▸ **Required work**
Without including any images, reproduce each entry exactly.

▸ **Recorded information**
* start *

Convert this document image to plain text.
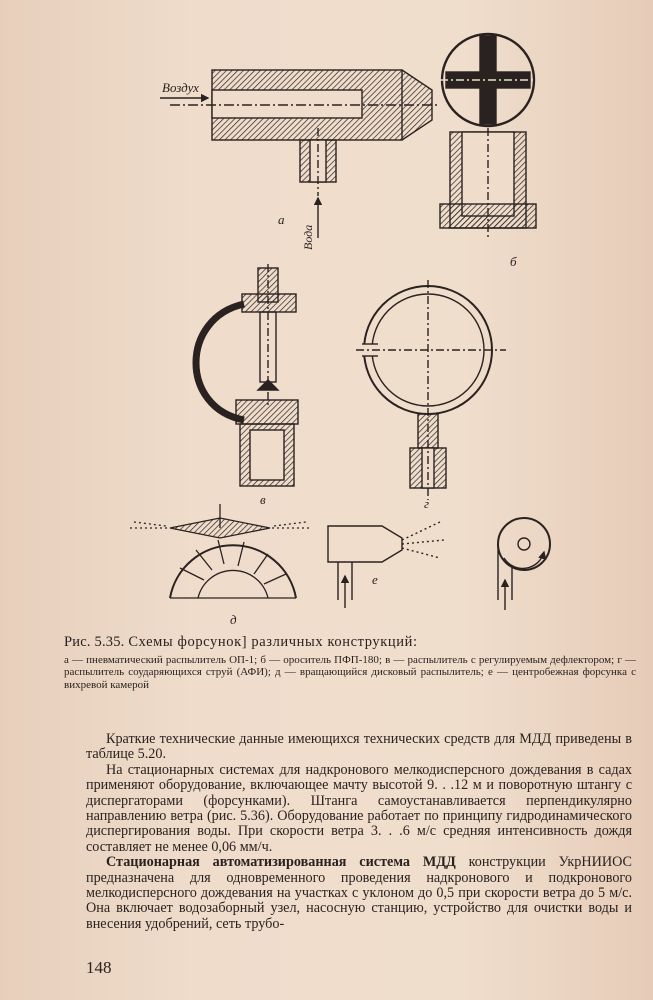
Воздух
Вода
а
б
в	г
д
е
Рис. 5.35. Схемы форсунок] различных конструкций:
а — пневматический распылитель ОП-1; б — ороситель ПФП-180; в — распылитель с регулируемым дефлектором; г — распылитель соударяющихся струй (АФИ); д — вращающийся дисковый распылитель; е — центробежная форсунка с вихревой камерой

Краткие технические данные имеющихся технических средств для МДД приведены в таблице 5.20.

На стационарных системах для надкронового мелкодисперсного дождевания в садах применяют оборудование, включающее мачту высотой 9. . .12 м и поворотную штангу с диспергаторами (форсунками). Штанга самоустанавливается перпендикулярно направлению ветра (рис. 5.36). Оборудование работает по принципу гидродинамического диспергирования воды. При скорости ветра 3. . .6 м/с средняя интенсивность дождя составляет не менее 0,06 мм/ч.

Стационарная автоматизированная система МДД конструкции УкрНИИОС предназначена для одновременного проведения надкронового и подкронового мелкодисперсного дождевания на участках с уклоном до 0,5 при скорости ветра до 5 м/с. Она включает водозаборный узел, насосную станцию, устройство для очистки воды и внесения удобрений, сеть трубо-

148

* end *

▸ **Exercise answer**
Convert this document image to plain text.
Воздух
Вода
а
б
в	г
д
е
Рис. 5.35. Схемы форсунок] различных конструкций:
а — пневматический распылитель ОП-1; б — ороситель ПФП-180; в — распылитель с регулируемым дефлектором; г — распылитель соударяющихся струй (АФИ); д — вращающийся дисковый распылитель; е — центробежная форсунка с вихревой камерой

Краткие технические данные имеющихся технических средств для МДД приведены в таблице 5.20.

На стационарных системах для надкронового мелкодисперсного дождевания в садах применяют оборудование, включающее мачту высотой 9. . .12 м и поворотную штангу с диспергаторами (форсунками). Штанга самоустанавливается перпендикулярно направлению ветра (рис. 5.36). Оборудование работает по принципу гидродинамического диспергирования воды. При скорости ветра 3. . .6 м/с средняя интенсивность дождя составляет не менее 0,06 мм/ч.

Стационарная автоматизированная система МДД конструкции УкрНИИОС предназначена для одновременного проведения надкронового и подкронового мелкодисперсного дождевания на участках с уклоном до 0,5 при скорости ветра до 5 м/с. Она включает водозаборный узел, насосную станцию, устройство для очистки воды и внесения удобрений, сеть трубо-

148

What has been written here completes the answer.